▶ _What the task asks_
Write the material out again, line by line, exactly as it is.
------ Extracted data
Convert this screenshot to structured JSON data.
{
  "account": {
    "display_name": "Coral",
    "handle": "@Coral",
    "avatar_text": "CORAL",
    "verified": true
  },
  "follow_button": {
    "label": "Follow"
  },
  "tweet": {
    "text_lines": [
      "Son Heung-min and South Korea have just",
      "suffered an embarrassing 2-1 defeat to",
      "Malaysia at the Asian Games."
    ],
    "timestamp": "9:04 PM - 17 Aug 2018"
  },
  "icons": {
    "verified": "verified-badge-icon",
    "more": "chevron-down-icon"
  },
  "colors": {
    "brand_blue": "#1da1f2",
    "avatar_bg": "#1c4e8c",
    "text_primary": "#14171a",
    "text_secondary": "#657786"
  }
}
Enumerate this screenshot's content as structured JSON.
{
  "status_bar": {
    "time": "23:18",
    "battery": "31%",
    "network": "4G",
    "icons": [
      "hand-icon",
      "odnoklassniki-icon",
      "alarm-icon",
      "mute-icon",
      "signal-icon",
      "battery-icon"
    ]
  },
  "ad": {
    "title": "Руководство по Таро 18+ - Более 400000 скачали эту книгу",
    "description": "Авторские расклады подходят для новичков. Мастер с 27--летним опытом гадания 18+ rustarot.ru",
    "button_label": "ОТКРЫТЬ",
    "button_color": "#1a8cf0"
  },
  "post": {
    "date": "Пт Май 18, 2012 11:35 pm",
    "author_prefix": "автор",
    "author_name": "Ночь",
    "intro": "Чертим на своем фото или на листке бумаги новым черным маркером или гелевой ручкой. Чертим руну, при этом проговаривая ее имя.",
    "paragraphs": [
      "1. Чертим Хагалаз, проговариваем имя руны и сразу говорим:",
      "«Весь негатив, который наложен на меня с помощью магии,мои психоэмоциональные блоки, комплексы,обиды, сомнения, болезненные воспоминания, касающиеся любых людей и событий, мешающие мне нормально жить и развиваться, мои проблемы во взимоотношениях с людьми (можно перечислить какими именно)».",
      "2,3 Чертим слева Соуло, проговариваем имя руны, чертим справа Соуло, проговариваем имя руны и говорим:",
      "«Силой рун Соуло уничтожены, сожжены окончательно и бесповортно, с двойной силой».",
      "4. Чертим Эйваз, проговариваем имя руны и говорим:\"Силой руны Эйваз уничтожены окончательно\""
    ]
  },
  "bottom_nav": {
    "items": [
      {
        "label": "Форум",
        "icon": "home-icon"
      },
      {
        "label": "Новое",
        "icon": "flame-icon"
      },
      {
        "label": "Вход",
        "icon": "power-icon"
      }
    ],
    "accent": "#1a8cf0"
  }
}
------------
▶ _Answer to the exercise_
Convert this screenshot to structured JSON data.
{
  "account": {
    "display_name": "Coral",
    "handle": "@Coral",
    "avatar_text": "CORAL",
    "verified": true
  },
  "follow_button": {
    "label": "Follow"
  },
  "tweet": {
    "text_lines": [
      "Son Heung-min and South Korea have just",
      "suffered an embarrassing 2-1 defeat to",
      "Malaysia at the Asian Games."
    ],
    "timestamp": "9:04 PM - 17 Aug 2018"
  },
  "icons": {
    "verified": "verified-badge-icon",
    "more": "chevron-down-icon"
  },
  "colors": {
    "brand_blue": "#1da1f2",
    "avatar_bg": "#1c4e8c",
    "text_primary": "#14171a",
    "text_secondary": "#657786"
  }
}
Enumerate this screenshot's content as structured JSON.
{
  "status_bar": {
    "time": "23:18",
    "battery": "31%",
    "network": "4G",
    "icons": [
      "hand-icon",
      "odnoklassniki-icon",
      "alarm-icon",
      "mute-icon",
      "signal-icon",
      "battery-icon"
    ]
  },
  "ad": {
    "title": "Руководство по Таро 18+ - Более 400000 скачали эту книгу",
    "description": "Авторские расклады подходят для новичков. Мастер с 27--летним опытом гадания 18+ rustarot.ru",
    "button_label": "ОТКРЫТЬ",
    "button_color": "#1a8cf0"
  },
  "post": {
    "date": "Пт Май 18, 2012 11:35 pm",
    "author_prefix": "автор",
    "author_name": "Ночь",
    "intro": "Чертим на своем фото или на листке бумаги новым черным маркером или гелевой ручкой. Чертим руну, при этом проговаривая ее имя.",
    "paragraphs": [
      "1. Чертим Хагалаз, проговариваем имя руны и сразу говорим:",
      "«Весь негатив, который наложен на меня с помощью магии,мои психоэмоциональные блоки, комплексы,обиды, сомнения, болезненные воспоминания, касающиеся любых людей и событий, мешающие мне нормально жить и развиваться, мои проблемы во взимоотношениях с людьми (можно перечислить какими именно)».",
      "2,3 Чертим слева Соуло, проговариваем имя руны, чертим справа Соуло, проговариваем имя руны и говорим:",
      "«Силой рун Соуло уничтожены, сожжены окончательно и бесповортно, с двойной силой».",
      "4. Чертим Эйваз, проговариваем имя руны и говорим:\"Силой руны Эйваз уничтожены окончательно\""
    ]
  },
  "bottom_nav": {
    "items": [
      {
        "label": "Форум",
        "icon": "home-icon"
      },
      {
        "label": "Новое",
        "icon": "flame-icon"
      },
      {
        "label": "Вход",
        "icon": "power-icon"
      }
    ],
    "accent": "#1a8cf0"
  }
}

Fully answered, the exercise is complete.